**What this task involves:**
Copy out every line in which the string "Albert" occurs.

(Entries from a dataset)
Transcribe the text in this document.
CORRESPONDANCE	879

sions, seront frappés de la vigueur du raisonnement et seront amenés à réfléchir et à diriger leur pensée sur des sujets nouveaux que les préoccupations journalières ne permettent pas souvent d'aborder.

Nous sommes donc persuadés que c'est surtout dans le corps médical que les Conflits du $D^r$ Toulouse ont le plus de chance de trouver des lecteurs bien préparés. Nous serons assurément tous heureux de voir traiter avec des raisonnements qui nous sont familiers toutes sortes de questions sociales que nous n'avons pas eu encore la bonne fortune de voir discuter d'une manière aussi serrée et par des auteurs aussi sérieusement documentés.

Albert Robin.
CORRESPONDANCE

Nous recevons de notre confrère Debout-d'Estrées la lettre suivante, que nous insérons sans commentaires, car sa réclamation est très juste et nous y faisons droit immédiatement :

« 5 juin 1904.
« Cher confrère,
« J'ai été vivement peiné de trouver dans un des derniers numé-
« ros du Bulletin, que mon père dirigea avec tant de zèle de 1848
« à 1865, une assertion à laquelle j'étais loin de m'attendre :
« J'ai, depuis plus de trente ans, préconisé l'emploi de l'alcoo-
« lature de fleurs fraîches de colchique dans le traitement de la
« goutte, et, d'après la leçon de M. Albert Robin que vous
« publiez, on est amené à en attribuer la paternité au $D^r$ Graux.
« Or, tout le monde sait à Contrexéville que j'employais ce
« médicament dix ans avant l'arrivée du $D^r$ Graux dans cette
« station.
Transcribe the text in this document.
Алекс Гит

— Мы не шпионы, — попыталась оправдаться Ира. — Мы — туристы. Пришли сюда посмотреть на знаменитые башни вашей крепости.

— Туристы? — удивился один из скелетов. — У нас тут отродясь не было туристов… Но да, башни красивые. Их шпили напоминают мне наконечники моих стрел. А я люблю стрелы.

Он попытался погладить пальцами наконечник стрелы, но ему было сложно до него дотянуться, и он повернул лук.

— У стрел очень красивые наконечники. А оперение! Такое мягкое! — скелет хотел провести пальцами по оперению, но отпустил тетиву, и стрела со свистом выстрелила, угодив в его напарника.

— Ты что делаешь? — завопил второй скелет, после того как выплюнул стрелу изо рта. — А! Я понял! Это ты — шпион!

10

**Exercise answer:**
Albert Robin.
« goutte, et, d'après la leçon de M. Albert Robin que vous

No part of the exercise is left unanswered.